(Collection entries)
══════

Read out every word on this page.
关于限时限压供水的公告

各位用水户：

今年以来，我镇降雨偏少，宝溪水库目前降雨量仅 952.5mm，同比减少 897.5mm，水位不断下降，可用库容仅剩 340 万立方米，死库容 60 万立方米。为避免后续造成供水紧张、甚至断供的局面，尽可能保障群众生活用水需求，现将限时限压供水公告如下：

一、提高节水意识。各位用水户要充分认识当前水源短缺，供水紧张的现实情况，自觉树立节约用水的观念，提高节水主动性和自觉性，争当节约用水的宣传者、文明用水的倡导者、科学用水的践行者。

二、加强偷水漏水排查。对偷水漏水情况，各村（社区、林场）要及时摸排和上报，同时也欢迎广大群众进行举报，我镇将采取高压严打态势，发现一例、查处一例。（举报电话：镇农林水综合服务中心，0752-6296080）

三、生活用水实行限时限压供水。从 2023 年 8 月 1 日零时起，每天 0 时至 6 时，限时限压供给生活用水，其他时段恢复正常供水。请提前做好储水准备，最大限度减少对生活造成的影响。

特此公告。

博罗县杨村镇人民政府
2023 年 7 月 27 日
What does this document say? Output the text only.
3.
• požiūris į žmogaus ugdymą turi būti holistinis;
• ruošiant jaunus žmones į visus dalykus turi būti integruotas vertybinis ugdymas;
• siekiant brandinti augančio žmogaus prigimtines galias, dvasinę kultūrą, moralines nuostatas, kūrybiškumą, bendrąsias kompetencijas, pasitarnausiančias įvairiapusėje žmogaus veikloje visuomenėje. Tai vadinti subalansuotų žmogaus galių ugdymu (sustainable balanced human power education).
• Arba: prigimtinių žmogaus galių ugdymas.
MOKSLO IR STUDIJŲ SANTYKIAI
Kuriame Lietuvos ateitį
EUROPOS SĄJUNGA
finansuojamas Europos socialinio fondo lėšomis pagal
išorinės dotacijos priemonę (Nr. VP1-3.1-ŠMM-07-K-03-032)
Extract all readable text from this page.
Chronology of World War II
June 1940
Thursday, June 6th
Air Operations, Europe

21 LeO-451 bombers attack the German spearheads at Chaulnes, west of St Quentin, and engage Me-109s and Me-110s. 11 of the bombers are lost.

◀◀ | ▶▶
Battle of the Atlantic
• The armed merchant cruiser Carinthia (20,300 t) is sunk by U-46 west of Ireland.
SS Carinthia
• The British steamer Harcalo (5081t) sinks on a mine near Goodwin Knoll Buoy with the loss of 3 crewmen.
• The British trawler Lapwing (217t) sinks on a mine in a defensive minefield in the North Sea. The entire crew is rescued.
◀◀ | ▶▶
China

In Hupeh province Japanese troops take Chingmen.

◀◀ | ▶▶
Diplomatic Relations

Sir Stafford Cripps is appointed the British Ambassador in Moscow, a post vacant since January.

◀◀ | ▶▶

══════

## What you will do
Print out the whole listing exactly as it appears.

## Exercise response
Read out every word on this page.
关于限时限压供水的公告

各位用水户：

今年以来，我镇降雨偏少，宝溪水库目前降雨量仅 952.5mm，同比减少 897.5mm，水位不断下降，可用库容仅剩 340 万立方米，死库容 60 万立方米。为避免后续造成供水紧张、甚至断供的局面，尽可能保障群众生活用水需求，现将限时限压供水公告如下：

一、提高节水意识。各位用水户要充分认识当前水源短缺，供水紧张的现实情况，自觉树立节约用水的观念，提高节水主动性和自觉性，争当节约用水的宣传者、文明用水的倡导者、科学用水的践行者。

二、加强偷水漏水排查。对偷水漏水情况，各村（社区、林场）要及时摸排和上报，同时也欢迎广大群众进行举报，我镇将采取高压严打态势，发现一例、查处一例。（举报电话：镇农林水综合服务中心，0752-6296080）

三、生活用水实行限时限压供水。从 2023 年 8 月 1 日零时起，每天 0 时至 6 时，限时限压供给生活用水，其他时段恢复正常供水。请提前做好储水准备，最大限度减少对生活造成的影响。

特此公告。

博罗县杨村镇人民政府
2023 年 7 月 27 日
What does this document say? Output the text only.
3.
• požiūris į žmogaus ugdymą turi būti holistinis;
• ruošiant jaunus žmones į visus dalykus turi būti integruotas vertybinis ugdymas;
• siekiant brandinti augančio žmogaus prigimtines galias, dvasinę kultūrą, moralines nuostatas, kūrybiškumą, bendrąsias kompetencijas, pasitarnausiančias įvairiapusėje žmogaus veikloje visuomenėje. Tai vadinti subalansuotų žmogaus galių ugdymu (sustainable balanced human power education).
• Arba: prigimtinių žmogaus galių ugdymas.
MOKSLO IR STUDIJŲ SANTYKIAI
Kuriame Lietuvos ateitį
EUROPOS SĄJUNGA
finansuojamas Europos socialinio fondo lėšomis pagal
išorinės dotacijos priemonę (Nr. VP1-3.1-ŠMM-07-K-03-032)
Extract all readable text from this page.
Chronology of World War II
June 1940
Thursday, June 6th
Air Operations, Europe

21 LeO-451 bombers attack the German spearheads at Chaulnes, west of St Quentin, and engage Me-109s and Me-110s. 11 of the bombers are lost.

◀◀ | ▶▶
Battle of the Atlantic
• The armed merchant cruiser Carinthia (20,300 t) is sunk by U-46 west of Ireland.
SS Carinthia
• The British steamer Harcalo (5081t) sinks on a mine near Goodwin Knoll Buoy with the loss of 3 crewmen.
• The British trawler Lapwing (217t) sinks on a mine in a defensive minefield in the North Sea. The entire crew is rescued.
◀◀ | ▶▶
China

In Hupeh province Japanese troops take Chingmen.

◀◀ | ▶▶
Diplomatic Relations

Sir Stafford Cripps is appointed the British Ambassador in Moscow, a post vacant since January.

◀◀ | ▶▶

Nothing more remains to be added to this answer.